INSTRUCTION 1:
Answer these questions from the sermon:
(a) At which church was the sermon preached?
(b) How does the sermon describe the Babylonian creation story?
(c) Which book by M. Scott Peck does the sermon cite?
INSTRUCTION 2: Return the passage of the sermon starting at "(This is the" and ending at "with our congregations.)".

Tuesday, October 10, 2017

Blessed by guilt

Exodus 20: 1-4, 7-9, 12-20; Matthew 21: 33-46
Heritage United Church of Christ, Baltimore, MD
October 8, 2017


            
(This is the second year that the Rev. Julius Jefferson, senior pastor at Heritage UCC, and I preach at each other's church, taking turns so we can worship with our congregations.)





         From the very beginning, the people of God, who is the great “I AM”, were intended to be different from their neighbors. The Babylonian creation story is one of violence and bloodshed. In the Hebrew scriptures God speaks and brings order in the midst of chaos, with light and darkness, land and seas and heavens, creatures of all kinds, and human beings in a garden. Rather than the ways of empire, God established the people to be God’s tabernacle, God’s dwelling place.



         But the story is more complicated than that. Despite God’s hope, God’s dream, violence and bloodshed run through the story of God’s people like every other civilization. Brother kills brother, God’s people become corrupt and violent; God floods the earth; generations are born into captivity and slavery, whole peoples are conquered in the name of establishing a promised land; rape, lust, and murder become the weapons of patriarchy.







         So God lays down the law, a law of love: God’s laws are a sign of God’s love for us just as parents set rules and boundaries for their children. God also knows that we will break these laws, and so they are also a way to return to God. When we leave something undone, when we do something wrong, when we sin, our feelings of guilt and remorse become the pathway to wholeness. But more often than not, we hide from our wrongdoing, we refuse to acknowledge it, we justify ourselves, we blame others, we sin under the radar, in backrooms, in the shadows, by ourselves. We find loopholes and good enough reasons and convincing lies. We tell ourselves we’re not as bad as that person over there and so what does it matter.



         It matters because our moral compass as a human race is on a rapidly falling decline. Our ability to live up to what we value and believe has always been in question but it seems now more than ever, the abyss is inescapable. Each day it seems the question is shifting from “If…” to “When…”. Author and psychiatrist M. Scott Peck in his book People of the Lie defined sin as “nothing more and nothing less than a failure to be continually perfect. Because it is impossible for us to be continually perfect, we are all sinners.” Evil is a result of our unwillingness to acknowledge our failure, our inability to tolerate the fact that we are indeed sinful.

EXTRACTED RECORDS:
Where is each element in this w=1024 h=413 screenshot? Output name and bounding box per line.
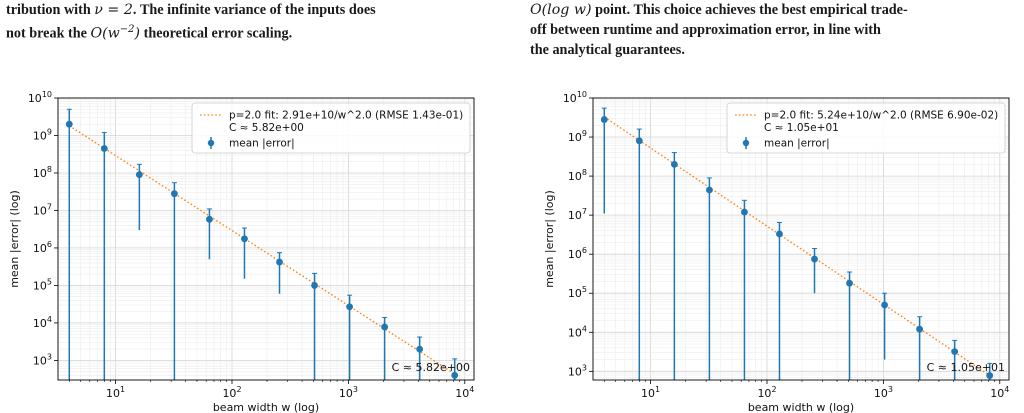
- x-axis-label: beam width w (log): [213, 401, 319, 413]
- y-tick-label: 109: [568, 129, 587, 144]
- data-point: [881, 301, 888, 309]
- caption-math: O(w: [90, 25, 120, 42]
- y-tick-label: 103: [568, 363, 587, 378]
- y-tick-label: 104: [568, 324, 587, 339]
- caption-left: tribution with ν = 2. The infinite varia…: [6, 0, 491, 44]
- axes-frame: [57, 97, 475, 381]
- data-point: [741, 208, 748, 216]
- data-point: [986, 372, 994, 379]
- left-error-chart: 101 102 103 104 103 104 105 106 107 108 109 1010 bea…: [8, 90, 475, 413]
- data-point: [135, 171, 143, 179]
- y-axis-label: mean |error| (log): [8, 190, 21, 288]
- y-tick-label: 105: [568, 285, 587, 300]
- data-point: [381, 323, 389, 331]
- caption-text: point. This choice achieves the best emp…: [591, 2, 908, 18]
- caption-right-line2: off between runtime and approximation er…: [530, 22, 881, 38]
- legend-points-label: mean |error|: [764, 138, 830, 150]
- legend-fit-label: p=2.0 fit: 2.91e+10/w^2.0 (RMSE 1.43e-01…: [229, 110, 463, 122]
- data-point: [951, 348, 959, 356]
- legend: p=2.0 fit: 5.24e+10/w^2.0 (RMSE 6.90e-02…: [726, 102, 1006, 154]
- y-tick-label: 106: [33, 240, 52, 255]
- x-tick-label: 104: [990, 385, 1009, 400]
- y-tick-label: 1010: [563, 90, 587, 105]
- caption-right: O(log w) point. This choice achieves the…: [530, 0, 1020, 60]
- caption-math: ν = 2: [94, 2, 133, 18]
- x-axis-label: beam width w (log): [748, 401, 854, 413]
- fit-line: [603, 116, 991, 377]
- y-tick-label: 103: [33, 352, 52, 367]
- caption-left-line2: not break the O(w−2) theoretical error s…: [6, 20, 491, 44]
- data-point: [100, 145, 108, 152]
- data-point: [705, 186, 713, 194]
- caption-text: tribution with: [6, 2, 95, 18]
- data-point: [311, 282, 318, 289]
- data-point: [451, 371, 459, 379]
- y-tick-label: 108: [568, 168, 587, 183]
- right-error-chart: 101 102 103 104 103 104 105 106 107 108 109 1010 bea…: [543, 90, 1010, 413]
- y-tick-label: 107: [33, 202, 52, 217]
- caption-right-line1: O(log w) point. This choice achieves the…: [530, 0, 1020, 20]
- caption-math-exponent: −2: [119, 24, 135, 35]
- data-point: [241, 235, 248, 243]
- x-tick-label: 102: [222, 385, 241, 400]
- x-tick-label: 103: [874, 385, 893, 400]
- y-axis-label: mean |error| (log): [543, 190, 556, 288]
- y-tick-label: 108: [33, 165, 52, 180]
- caption-text: . The infinite variance of the inputs do…: [132, 2, 376, 18]
- caption-right-line3: the analytical guarantees.: [530, 42, 685, 58]
- data-point: [65, 120, 73, 128]
- data-point: [811, 255, 818, 263]
- legend-point-swatch: [207, 139, 215, 147]
- legend-box: [726, 102, 1006, 154]
- axes-frame: [592, 97, 1010, 381]
- annotation-constant: C ≈ 5.82e+00: [392, 361, 470, 374]
- data-point: [416, 345, 424, 353]
- y-tick-label: 107: [568, 207, 587, 222]
- y-tick-label: 106: [568, 246, 587, 261]
- x-tick-label: 102: [757, 385, 776, 400]
- y-tick-label: 104: [33, 315, 52, 330]
- y-tick-label: 109: [33, 127, 52, 142]
- data-point: [846, 279, 853, 287]
- data-point: [346, 303, 353, 311]
- data-point: [276, 258, 283, 266]
- x-tick-label: 101: [641, 385, 660, 400]
- y-tick-label: 105: [33, 277, 52, 292]
- x-tick-label: 104: [455, 385, 474, 400]
- data-points: [600, 107, 994, 380]
- y-tick-label: 1010: [28, 90, 52, 105]
- data-point: [776, 230, 783, 238]
- legend-fit-label-constant: C ≈ 5.82e+00: [229, 122, 304, 134]
- x-tick-label: 101: [106, 385, 125, 400]
- fit-line: [68, 125, 456, 375]
- legend-point-swatch: [742, 139, 750, 147]
- legend-fit-label-constant: C ≈ 1.05e+01: [764, 122, 839, 134]
- caption-left-line1: tribution with ν = 2. The infinite varia…: [6, 0, 491, 20]
- annotation-constant: C ≈ 1.05e+01: [927, 361, 1005, 374]
- caption-text: not break the: [6, 25, 91, 42]
- legend: p=2.0 fit: 2.91e+10/w^2.0 (RMSE 1.43e-01…: [191, 102, 471, 154]
- data-point: [670, 160, 678, 168]
- caption-math: O(log w): [530, 2, 592, 18]
- data-points: [65, 108, 459, 380]
- caption-math: ): [134, 25, 141, 42]
- data-point: [600, 116, 608, 123]
- legend-box: [191, 102, 471, 154]
- legend-fit-label: p=2.0 fit: 5.24e+10/w^2.0 (RMSE 6.90e-02…: [764, 110, 998, 122]
- data-point: [916, 325, 924, 333]
- data-point: [170, 190, 178, 198]
- x-tick-label: 103: [339, 385, 358, 400]
- caption-text: theoretical error scaling.: [140, 25, 293, 42]
- data-point: [206, 215, 213, 223]
- legend-points-label: mean |error|: [229, 138, 295, 150]
- data-point: [635, 137, 643, 145]
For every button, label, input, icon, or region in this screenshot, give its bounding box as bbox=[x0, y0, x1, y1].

COMPLETE RESPONSE 1:
(a) Heritage United Church of Christ, Baltimore, MD
(b) As one of violence and bloodshed
(c) People of the Lie

COMPLETE RESPONSE 2:
(This is the second year that the Rev. Julius Jefferson, senior pastor at Heritage UCC, and I preach at each other's church, taking turns so we can worship with our congregations.)